══ DATA LINES

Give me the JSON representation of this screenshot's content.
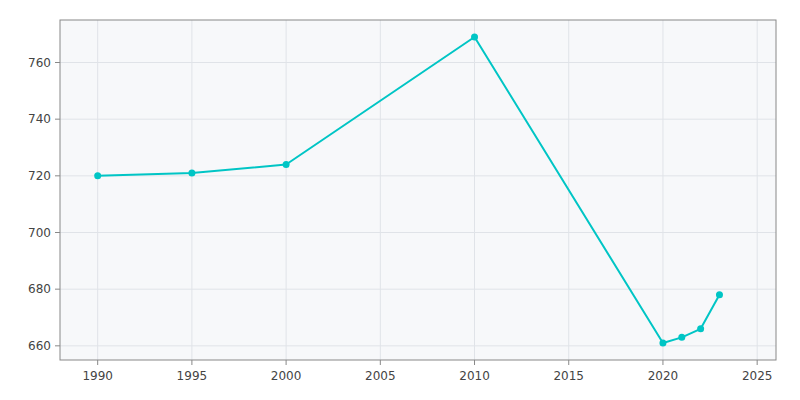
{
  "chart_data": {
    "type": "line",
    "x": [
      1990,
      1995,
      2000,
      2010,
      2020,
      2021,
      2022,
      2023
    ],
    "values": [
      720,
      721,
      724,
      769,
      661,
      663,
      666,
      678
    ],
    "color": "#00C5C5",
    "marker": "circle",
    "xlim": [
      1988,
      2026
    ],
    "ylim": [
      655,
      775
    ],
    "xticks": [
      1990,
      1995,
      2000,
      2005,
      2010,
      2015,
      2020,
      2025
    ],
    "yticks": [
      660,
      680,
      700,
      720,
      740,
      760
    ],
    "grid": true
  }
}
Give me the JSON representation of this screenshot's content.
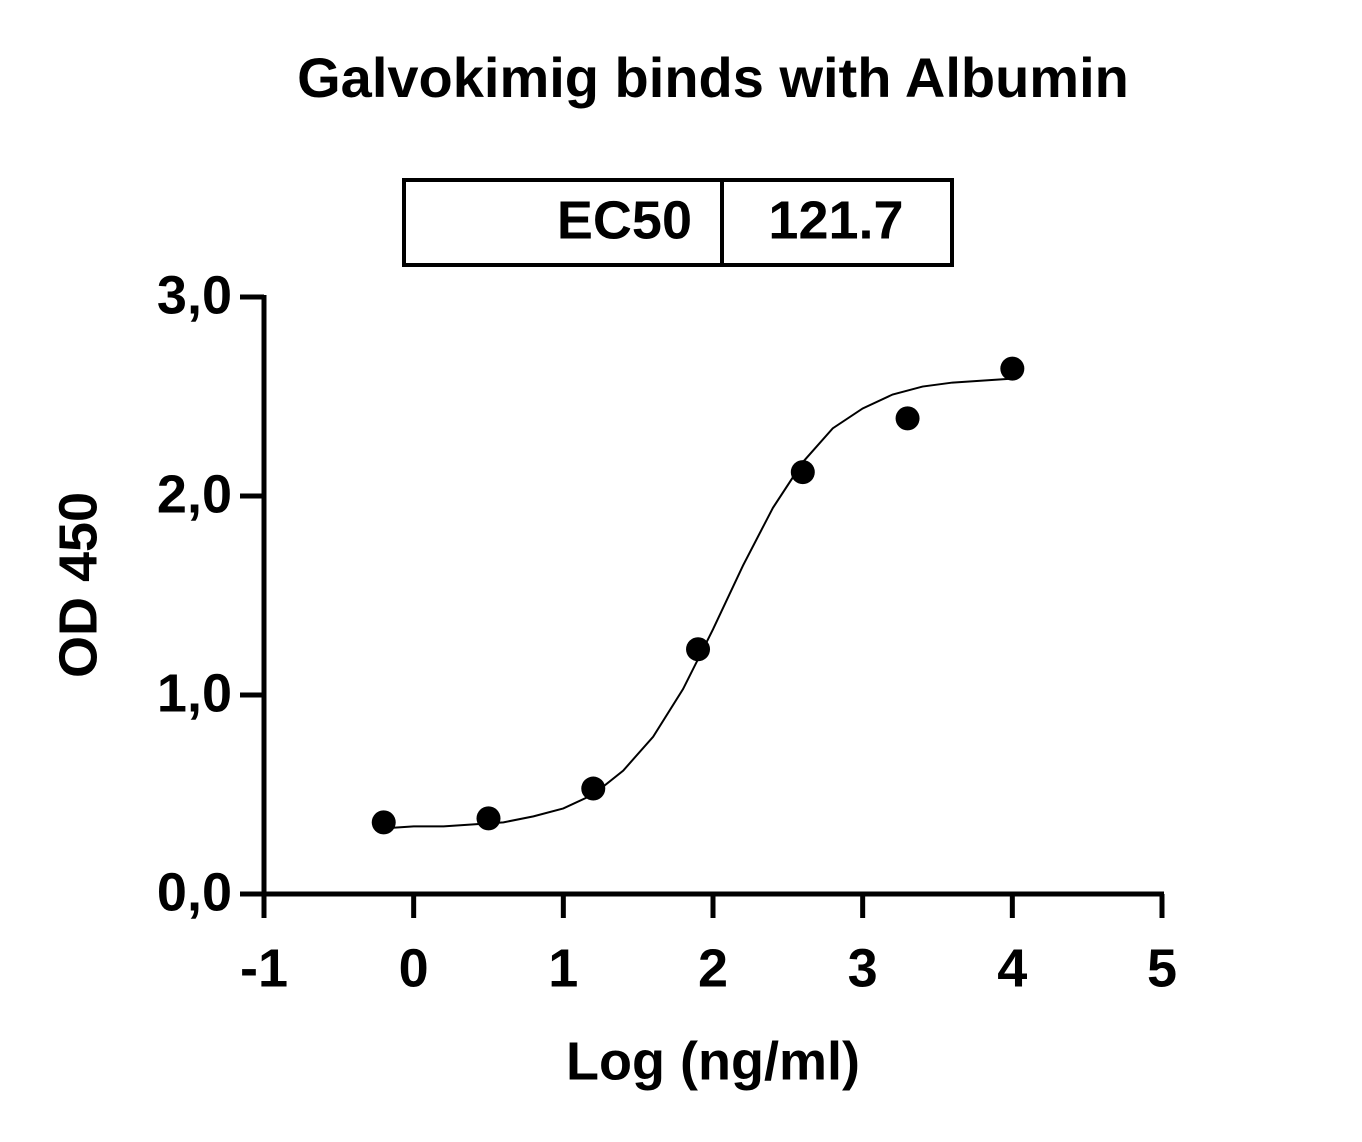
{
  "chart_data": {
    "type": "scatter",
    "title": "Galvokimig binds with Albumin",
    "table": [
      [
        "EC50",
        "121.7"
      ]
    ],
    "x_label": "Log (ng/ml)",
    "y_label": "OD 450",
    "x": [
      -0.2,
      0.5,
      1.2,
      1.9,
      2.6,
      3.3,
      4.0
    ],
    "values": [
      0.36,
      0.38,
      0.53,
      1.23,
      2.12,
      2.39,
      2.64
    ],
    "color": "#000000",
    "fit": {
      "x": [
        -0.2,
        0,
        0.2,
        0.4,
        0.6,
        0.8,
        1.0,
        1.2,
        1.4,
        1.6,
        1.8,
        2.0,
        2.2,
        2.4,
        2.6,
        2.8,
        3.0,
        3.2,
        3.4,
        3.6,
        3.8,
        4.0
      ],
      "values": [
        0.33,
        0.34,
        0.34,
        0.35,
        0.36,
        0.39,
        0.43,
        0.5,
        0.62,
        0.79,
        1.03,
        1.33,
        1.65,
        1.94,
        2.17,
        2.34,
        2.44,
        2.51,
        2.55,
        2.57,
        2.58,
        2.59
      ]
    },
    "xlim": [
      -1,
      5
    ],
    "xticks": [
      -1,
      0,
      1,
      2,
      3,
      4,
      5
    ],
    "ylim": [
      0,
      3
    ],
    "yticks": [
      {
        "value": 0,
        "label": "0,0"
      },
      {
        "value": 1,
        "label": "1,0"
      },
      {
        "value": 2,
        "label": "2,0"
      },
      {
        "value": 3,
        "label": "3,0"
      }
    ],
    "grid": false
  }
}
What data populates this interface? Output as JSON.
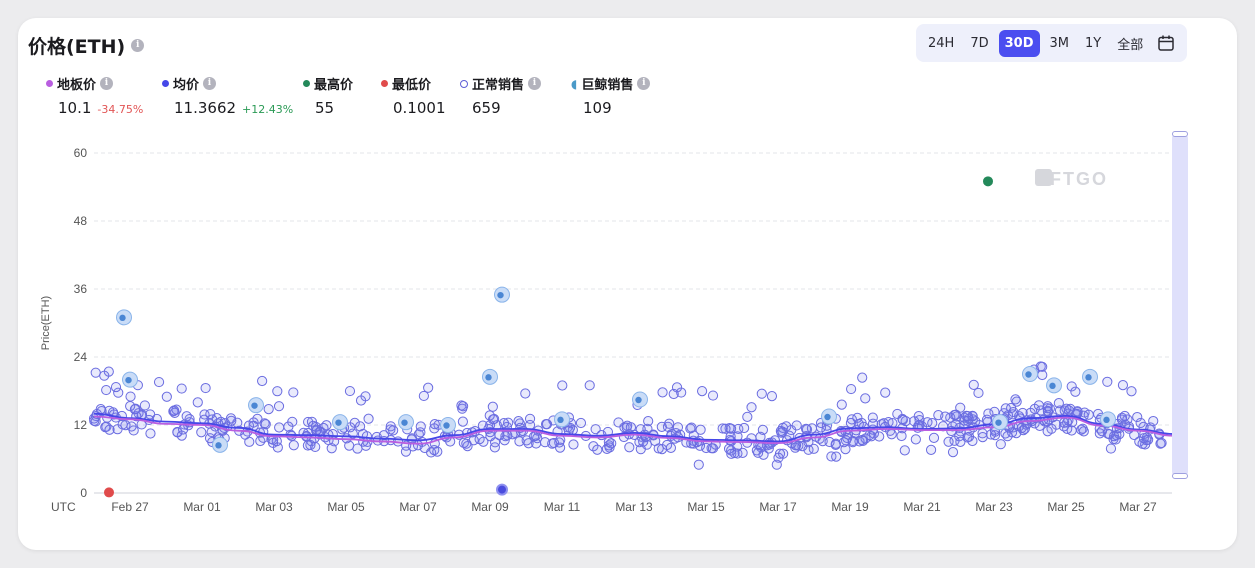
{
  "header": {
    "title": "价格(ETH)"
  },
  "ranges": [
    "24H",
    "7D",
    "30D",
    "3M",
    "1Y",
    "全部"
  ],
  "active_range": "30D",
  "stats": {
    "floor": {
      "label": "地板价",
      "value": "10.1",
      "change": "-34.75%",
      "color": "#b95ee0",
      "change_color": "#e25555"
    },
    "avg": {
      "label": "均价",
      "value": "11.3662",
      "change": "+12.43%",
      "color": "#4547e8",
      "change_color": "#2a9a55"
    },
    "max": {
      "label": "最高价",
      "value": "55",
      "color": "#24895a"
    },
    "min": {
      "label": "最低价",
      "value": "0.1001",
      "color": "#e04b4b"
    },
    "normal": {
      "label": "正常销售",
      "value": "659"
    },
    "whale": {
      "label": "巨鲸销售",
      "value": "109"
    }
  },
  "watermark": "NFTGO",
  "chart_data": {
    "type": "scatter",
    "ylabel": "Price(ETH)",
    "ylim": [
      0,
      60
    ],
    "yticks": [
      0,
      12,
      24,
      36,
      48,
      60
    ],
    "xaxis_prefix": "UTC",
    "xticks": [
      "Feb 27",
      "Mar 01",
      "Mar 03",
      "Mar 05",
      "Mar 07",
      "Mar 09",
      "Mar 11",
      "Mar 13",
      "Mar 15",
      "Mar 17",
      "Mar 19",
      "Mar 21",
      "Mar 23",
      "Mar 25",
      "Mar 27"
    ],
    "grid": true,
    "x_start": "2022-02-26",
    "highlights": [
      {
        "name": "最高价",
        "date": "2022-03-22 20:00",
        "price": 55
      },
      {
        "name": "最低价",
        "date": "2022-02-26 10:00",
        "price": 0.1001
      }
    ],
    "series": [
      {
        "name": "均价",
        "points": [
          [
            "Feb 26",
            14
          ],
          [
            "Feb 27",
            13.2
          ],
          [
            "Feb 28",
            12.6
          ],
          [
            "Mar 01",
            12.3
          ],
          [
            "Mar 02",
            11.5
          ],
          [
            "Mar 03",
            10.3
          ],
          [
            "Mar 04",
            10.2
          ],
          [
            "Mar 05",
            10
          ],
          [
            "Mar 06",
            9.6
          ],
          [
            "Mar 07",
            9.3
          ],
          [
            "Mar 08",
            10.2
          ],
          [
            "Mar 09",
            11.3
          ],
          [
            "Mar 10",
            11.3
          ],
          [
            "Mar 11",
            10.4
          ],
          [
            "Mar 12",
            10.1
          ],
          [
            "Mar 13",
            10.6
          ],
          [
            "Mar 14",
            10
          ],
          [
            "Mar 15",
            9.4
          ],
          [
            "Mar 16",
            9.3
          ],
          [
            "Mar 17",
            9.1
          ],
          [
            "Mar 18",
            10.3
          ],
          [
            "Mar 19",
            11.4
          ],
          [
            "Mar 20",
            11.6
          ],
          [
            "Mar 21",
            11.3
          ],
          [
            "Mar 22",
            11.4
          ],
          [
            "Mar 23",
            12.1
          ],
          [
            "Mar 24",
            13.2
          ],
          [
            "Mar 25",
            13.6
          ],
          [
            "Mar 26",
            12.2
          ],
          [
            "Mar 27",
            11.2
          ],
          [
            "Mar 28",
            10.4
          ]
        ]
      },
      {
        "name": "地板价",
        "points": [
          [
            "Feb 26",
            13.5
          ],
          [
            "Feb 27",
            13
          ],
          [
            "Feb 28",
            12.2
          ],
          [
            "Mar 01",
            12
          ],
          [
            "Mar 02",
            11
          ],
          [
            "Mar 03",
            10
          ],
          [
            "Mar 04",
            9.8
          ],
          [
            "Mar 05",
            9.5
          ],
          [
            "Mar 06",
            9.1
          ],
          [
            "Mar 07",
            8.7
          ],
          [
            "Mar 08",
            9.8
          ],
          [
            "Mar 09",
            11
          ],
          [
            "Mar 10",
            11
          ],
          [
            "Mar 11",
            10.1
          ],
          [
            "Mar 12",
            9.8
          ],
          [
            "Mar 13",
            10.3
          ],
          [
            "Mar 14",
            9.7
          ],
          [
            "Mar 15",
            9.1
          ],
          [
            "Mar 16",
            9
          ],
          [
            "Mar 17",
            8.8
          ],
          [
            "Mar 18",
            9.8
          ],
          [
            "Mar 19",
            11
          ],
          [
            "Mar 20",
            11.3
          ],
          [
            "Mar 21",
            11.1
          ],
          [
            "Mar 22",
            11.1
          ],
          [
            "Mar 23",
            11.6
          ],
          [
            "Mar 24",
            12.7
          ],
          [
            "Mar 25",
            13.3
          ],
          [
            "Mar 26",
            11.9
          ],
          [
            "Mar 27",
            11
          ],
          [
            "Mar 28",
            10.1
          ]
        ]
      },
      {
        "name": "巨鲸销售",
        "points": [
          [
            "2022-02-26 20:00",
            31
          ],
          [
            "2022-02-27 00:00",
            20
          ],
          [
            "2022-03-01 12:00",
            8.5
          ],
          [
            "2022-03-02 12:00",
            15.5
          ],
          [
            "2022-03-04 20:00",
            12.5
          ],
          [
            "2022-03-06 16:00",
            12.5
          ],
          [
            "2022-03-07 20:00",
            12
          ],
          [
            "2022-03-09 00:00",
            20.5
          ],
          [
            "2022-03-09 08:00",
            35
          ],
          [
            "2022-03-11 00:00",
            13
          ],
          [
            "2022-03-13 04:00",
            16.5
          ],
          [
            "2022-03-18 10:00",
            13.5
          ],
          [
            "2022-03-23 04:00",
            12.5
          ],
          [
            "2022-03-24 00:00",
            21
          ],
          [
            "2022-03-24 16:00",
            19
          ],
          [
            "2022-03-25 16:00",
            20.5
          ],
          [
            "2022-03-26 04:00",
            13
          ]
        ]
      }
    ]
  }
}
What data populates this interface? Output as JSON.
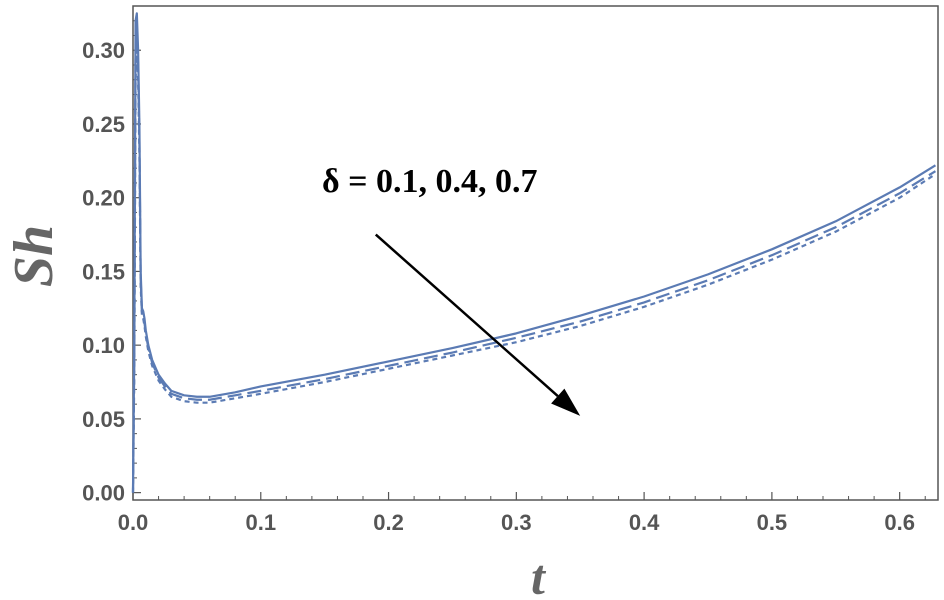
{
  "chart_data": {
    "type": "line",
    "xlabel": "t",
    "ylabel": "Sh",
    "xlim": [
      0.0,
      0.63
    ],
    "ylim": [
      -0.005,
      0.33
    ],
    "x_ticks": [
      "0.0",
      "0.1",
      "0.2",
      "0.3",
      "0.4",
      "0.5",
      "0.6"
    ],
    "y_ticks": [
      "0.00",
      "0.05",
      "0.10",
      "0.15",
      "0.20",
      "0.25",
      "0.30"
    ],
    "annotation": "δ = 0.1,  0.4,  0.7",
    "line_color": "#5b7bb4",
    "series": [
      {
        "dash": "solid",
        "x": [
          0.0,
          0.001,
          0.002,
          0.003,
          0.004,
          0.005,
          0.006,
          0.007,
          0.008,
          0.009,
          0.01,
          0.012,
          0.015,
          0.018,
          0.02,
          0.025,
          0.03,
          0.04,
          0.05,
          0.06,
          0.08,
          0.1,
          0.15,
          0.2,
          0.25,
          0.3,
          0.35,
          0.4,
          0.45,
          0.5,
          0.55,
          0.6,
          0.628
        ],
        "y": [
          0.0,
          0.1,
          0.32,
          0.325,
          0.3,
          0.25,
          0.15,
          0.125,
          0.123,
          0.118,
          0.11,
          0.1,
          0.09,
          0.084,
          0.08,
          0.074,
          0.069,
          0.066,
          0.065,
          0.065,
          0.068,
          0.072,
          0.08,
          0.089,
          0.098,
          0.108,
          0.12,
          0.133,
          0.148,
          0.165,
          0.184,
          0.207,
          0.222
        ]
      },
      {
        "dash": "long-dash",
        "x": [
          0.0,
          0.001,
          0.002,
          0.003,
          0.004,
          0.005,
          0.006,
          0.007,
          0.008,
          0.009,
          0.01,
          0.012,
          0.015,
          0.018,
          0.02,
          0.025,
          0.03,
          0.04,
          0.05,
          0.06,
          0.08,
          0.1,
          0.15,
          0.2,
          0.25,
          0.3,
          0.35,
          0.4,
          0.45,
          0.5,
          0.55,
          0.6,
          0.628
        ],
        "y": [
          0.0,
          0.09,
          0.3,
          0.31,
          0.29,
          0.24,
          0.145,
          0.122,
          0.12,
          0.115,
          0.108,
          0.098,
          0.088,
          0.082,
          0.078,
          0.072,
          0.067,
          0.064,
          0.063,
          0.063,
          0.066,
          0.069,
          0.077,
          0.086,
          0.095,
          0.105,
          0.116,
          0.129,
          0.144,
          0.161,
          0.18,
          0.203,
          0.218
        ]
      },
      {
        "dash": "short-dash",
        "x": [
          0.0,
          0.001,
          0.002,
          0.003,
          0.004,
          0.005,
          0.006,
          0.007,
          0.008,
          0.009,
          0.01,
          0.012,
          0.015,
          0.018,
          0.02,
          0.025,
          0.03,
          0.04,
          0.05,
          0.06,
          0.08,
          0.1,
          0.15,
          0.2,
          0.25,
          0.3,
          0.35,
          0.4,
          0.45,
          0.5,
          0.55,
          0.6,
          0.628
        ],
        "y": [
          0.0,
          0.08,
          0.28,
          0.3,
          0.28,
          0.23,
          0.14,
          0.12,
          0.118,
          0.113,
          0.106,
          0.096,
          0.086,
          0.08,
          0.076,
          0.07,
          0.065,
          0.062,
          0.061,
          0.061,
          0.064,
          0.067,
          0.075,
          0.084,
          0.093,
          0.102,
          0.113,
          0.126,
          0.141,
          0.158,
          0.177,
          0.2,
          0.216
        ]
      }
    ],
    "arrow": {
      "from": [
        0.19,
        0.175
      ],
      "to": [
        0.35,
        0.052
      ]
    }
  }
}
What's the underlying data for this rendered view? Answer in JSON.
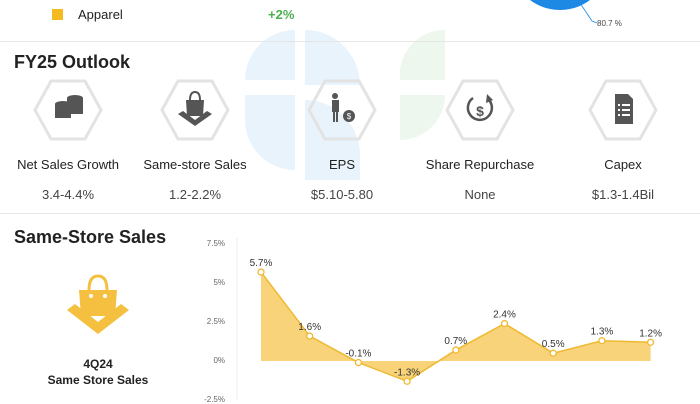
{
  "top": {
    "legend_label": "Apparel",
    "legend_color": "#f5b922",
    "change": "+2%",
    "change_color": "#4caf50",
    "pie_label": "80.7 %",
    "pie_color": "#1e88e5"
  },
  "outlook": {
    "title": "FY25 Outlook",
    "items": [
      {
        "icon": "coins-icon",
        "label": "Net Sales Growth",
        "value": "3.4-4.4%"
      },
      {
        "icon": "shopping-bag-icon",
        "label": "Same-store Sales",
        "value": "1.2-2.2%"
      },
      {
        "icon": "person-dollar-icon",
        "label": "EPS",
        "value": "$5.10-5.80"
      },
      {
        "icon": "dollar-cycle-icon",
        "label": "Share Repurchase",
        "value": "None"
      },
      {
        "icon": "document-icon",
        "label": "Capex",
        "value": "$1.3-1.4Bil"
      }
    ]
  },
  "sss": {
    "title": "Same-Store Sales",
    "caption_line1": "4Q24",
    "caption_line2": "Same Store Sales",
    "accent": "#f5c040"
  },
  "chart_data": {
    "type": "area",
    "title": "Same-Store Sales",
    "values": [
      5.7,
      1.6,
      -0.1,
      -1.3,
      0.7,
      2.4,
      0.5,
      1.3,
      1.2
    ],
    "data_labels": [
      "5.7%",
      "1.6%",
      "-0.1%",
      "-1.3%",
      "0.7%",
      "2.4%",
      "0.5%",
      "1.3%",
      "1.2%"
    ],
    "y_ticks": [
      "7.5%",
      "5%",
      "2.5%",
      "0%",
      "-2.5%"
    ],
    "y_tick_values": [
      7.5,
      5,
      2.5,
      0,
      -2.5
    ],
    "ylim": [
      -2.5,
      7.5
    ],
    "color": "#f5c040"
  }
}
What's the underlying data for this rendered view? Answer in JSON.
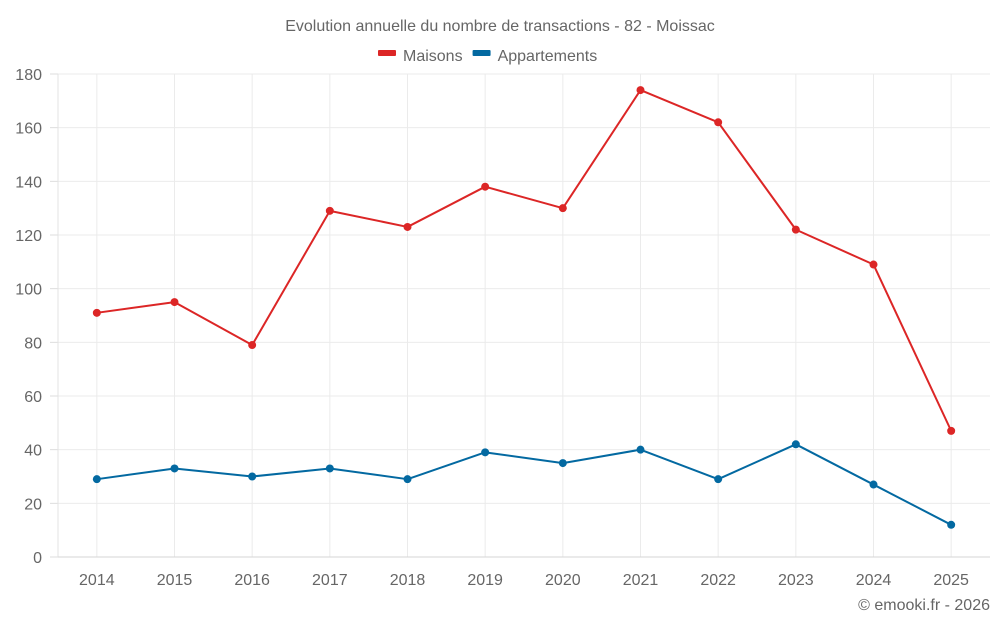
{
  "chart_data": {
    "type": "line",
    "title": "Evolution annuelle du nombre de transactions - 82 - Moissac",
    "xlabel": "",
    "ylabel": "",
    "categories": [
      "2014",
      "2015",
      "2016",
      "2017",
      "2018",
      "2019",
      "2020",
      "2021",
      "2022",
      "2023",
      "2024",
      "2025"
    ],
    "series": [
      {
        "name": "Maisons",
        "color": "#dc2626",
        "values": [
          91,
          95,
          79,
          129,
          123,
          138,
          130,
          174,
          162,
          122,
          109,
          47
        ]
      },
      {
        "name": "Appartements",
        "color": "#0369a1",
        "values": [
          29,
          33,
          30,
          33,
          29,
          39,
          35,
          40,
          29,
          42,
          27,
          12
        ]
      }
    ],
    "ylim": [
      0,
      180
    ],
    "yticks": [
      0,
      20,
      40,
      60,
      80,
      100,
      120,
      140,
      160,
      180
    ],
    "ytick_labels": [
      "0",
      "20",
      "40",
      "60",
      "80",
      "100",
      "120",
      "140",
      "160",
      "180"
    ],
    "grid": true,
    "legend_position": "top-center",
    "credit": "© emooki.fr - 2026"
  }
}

════

_GIVEN EXERCISE:_ Extract lines where the string "date" occurs.

_THE RESPONSE:_
        "date": "2022-03-22 20:00",
        "date": "2022-02-26 10:00",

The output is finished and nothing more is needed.